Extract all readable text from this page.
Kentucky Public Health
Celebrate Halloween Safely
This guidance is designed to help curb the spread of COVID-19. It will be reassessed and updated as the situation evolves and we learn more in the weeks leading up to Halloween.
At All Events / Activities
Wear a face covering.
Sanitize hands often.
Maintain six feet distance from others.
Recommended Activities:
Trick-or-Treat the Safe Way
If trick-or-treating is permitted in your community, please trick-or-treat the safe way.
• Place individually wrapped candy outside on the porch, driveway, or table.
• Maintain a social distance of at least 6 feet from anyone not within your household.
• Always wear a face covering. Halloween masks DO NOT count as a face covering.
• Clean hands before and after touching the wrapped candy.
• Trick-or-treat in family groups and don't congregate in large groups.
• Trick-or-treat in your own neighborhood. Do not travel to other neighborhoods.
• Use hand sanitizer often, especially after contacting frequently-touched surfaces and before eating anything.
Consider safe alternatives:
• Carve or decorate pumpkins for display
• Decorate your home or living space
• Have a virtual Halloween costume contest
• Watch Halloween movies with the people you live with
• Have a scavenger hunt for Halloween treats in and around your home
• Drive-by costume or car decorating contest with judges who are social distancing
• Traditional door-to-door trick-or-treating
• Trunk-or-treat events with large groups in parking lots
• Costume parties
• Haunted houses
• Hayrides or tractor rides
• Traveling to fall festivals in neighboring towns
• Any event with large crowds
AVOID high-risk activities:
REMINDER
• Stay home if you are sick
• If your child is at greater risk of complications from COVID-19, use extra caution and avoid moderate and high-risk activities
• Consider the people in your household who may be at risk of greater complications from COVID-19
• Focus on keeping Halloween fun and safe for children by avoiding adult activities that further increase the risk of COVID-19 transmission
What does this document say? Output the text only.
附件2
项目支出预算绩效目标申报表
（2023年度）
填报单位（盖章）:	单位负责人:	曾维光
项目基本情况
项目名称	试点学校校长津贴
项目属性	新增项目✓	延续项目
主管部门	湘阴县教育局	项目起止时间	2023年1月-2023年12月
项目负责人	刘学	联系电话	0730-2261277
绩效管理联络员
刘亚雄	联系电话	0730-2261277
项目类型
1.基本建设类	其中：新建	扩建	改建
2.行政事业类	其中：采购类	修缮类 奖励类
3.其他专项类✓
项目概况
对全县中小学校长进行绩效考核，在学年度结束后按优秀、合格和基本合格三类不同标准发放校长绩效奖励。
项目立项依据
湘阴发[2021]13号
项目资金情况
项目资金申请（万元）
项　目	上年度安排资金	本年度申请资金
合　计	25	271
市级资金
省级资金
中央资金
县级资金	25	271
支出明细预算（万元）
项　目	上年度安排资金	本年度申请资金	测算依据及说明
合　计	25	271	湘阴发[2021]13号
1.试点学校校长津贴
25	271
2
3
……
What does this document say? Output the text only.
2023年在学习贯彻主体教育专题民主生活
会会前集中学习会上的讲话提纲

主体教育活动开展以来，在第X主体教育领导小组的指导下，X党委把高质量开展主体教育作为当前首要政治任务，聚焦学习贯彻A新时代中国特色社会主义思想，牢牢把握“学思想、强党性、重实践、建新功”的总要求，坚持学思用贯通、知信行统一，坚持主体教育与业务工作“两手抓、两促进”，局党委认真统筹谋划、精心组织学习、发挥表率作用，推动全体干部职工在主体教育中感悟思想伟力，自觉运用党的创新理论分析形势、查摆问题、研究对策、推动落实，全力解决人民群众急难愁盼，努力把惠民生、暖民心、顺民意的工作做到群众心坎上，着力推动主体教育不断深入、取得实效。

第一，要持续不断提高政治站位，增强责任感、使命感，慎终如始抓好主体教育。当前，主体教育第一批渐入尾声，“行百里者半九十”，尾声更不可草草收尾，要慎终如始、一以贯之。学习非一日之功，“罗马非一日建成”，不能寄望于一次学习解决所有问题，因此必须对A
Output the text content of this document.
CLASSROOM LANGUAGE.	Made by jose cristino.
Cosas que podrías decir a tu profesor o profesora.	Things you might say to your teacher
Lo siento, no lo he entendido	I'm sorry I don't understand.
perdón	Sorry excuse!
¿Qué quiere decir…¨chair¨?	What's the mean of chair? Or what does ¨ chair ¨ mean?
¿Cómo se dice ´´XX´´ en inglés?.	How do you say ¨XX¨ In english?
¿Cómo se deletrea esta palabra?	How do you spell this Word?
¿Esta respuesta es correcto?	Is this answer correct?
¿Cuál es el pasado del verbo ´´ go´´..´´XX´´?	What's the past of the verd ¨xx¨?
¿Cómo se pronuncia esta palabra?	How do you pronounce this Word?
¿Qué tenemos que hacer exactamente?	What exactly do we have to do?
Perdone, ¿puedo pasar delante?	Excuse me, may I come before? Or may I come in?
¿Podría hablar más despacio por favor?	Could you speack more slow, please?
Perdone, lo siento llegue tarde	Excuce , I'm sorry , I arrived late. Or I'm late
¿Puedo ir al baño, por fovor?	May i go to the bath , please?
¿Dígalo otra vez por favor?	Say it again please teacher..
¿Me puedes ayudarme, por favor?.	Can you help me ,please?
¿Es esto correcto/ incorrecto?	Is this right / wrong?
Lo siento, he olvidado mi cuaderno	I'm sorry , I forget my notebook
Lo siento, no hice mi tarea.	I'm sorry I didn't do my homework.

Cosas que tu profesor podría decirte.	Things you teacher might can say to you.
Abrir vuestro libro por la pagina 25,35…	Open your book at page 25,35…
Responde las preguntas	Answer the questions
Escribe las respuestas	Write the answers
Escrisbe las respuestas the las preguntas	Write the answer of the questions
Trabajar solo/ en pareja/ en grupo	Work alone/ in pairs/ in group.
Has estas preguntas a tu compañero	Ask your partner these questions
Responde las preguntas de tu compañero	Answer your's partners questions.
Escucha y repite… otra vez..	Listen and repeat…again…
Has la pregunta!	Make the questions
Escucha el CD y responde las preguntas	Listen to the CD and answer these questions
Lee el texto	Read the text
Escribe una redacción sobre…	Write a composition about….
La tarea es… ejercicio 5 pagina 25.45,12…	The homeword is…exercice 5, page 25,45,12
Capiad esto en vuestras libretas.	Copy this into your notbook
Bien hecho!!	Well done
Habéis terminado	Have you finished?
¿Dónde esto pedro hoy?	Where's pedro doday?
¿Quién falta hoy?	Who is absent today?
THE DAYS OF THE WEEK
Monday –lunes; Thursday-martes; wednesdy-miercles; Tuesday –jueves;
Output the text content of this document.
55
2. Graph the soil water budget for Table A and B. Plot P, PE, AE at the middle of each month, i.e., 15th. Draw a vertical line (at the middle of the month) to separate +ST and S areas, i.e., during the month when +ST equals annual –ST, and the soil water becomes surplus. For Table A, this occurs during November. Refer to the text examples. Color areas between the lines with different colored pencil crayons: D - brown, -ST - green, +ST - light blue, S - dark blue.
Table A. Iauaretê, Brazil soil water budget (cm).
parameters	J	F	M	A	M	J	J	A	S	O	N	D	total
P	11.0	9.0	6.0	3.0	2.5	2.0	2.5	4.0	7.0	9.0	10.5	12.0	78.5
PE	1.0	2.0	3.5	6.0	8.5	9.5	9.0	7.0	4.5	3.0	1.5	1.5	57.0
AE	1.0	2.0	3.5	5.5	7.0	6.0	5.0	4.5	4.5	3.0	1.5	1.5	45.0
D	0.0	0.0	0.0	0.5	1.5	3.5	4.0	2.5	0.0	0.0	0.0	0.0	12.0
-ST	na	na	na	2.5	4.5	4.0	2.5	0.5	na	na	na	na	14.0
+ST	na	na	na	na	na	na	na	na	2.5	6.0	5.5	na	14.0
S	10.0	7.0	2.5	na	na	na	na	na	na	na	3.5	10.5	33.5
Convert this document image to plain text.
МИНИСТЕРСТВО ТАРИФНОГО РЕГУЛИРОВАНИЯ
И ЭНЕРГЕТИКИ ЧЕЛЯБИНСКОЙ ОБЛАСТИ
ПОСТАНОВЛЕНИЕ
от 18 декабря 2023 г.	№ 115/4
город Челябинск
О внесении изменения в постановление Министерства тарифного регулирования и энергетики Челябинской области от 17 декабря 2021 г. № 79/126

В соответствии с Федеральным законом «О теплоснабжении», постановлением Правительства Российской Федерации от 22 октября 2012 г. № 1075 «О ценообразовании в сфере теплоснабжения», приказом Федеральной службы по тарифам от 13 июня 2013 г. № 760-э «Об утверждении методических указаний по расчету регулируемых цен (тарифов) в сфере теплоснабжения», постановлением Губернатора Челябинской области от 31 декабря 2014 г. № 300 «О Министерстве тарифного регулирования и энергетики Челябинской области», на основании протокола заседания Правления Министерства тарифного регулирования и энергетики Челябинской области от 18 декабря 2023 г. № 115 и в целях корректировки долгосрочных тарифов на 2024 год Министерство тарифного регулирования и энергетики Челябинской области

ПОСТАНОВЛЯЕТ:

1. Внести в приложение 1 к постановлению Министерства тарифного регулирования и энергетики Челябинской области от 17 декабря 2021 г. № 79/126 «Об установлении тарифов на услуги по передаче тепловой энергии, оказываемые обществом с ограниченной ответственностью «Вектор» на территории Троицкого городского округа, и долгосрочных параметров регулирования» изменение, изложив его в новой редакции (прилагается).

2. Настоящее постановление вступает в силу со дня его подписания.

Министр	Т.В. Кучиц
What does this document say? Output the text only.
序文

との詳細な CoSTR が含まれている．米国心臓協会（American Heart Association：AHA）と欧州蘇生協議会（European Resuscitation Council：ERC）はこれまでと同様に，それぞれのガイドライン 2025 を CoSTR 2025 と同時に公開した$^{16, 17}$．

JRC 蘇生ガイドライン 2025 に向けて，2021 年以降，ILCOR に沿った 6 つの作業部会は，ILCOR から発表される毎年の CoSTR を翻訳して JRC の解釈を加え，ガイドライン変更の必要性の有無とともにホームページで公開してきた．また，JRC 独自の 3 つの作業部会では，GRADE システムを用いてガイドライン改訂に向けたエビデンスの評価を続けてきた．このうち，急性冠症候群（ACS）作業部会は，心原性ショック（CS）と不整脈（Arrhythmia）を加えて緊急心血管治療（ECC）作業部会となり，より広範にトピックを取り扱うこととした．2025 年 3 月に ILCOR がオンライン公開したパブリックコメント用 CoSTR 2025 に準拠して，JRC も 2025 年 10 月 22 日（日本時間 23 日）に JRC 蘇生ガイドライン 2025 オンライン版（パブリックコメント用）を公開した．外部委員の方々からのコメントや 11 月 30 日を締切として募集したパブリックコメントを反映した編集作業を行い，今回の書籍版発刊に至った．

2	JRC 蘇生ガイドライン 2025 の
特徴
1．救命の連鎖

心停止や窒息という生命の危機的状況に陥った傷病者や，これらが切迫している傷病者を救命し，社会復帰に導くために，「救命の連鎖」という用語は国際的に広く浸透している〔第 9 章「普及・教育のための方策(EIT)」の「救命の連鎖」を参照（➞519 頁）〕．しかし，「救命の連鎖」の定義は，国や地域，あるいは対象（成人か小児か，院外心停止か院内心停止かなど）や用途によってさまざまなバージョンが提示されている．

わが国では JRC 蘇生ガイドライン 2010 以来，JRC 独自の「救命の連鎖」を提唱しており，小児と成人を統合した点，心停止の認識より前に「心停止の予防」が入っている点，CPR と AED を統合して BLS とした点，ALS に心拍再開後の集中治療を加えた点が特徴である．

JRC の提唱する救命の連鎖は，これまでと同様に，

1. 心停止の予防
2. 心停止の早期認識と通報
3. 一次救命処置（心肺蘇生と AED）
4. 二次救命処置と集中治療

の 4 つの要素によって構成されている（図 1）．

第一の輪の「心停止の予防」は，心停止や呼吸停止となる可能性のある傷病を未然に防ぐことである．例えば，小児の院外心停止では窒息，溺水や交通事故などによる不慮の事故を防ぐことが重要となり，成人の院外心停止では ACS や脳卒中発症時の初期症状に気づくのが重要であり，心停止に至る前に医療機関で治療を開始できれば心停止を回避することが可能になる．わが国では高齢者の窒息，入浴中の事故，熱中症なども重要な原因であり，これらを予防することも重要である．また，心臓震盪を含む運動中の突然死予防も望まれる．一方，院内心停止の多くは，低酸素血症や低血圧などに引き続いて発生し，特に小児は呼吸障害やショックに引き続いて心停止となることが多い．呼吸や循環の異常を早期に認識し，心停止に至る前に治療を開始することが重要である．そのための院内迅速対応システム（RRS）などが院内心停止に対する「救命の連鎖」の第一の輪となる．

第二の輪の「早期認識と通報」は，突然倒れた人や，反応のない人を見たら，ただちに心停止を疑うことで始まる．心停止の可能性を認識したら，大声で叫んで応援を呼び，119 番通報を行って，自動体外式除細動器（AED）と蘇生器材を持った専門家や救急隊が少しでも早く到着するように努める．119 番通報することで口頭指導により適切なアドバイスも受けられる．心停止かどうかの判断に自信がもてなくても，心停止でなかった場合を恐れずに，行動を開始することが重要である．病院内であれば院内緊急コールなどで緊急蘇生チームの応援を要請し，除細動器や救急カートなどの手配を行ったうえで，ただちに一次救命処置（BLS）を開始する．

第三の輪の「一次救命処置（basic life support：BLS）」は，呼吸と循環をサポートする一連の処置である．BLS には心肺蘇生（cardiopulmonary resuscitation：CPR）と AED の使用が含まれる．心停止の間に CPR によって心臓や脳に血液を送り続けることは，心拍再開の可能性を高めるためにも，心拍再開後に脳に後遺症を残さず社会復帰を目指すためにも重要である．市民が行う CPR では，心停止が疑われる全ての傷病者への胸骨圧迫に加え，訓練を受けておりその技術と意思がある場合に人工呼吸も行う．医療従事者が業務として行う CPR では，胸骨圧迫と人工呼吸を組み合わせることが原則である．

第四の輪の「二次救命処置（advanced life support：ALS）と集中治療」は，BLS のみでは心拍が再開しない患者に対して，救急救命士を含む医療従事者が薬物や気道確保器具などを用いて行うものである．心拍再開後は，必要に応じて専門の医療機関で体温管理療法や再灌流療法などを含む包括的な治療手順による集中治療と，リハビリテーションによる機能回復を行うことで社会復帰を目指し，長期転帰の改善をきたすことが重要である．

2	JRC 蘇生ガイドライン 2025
::::
→ **What you are asked to do**
Work through the listing above and report how many lines include the string "contest", with no other text.

→ **Response**
2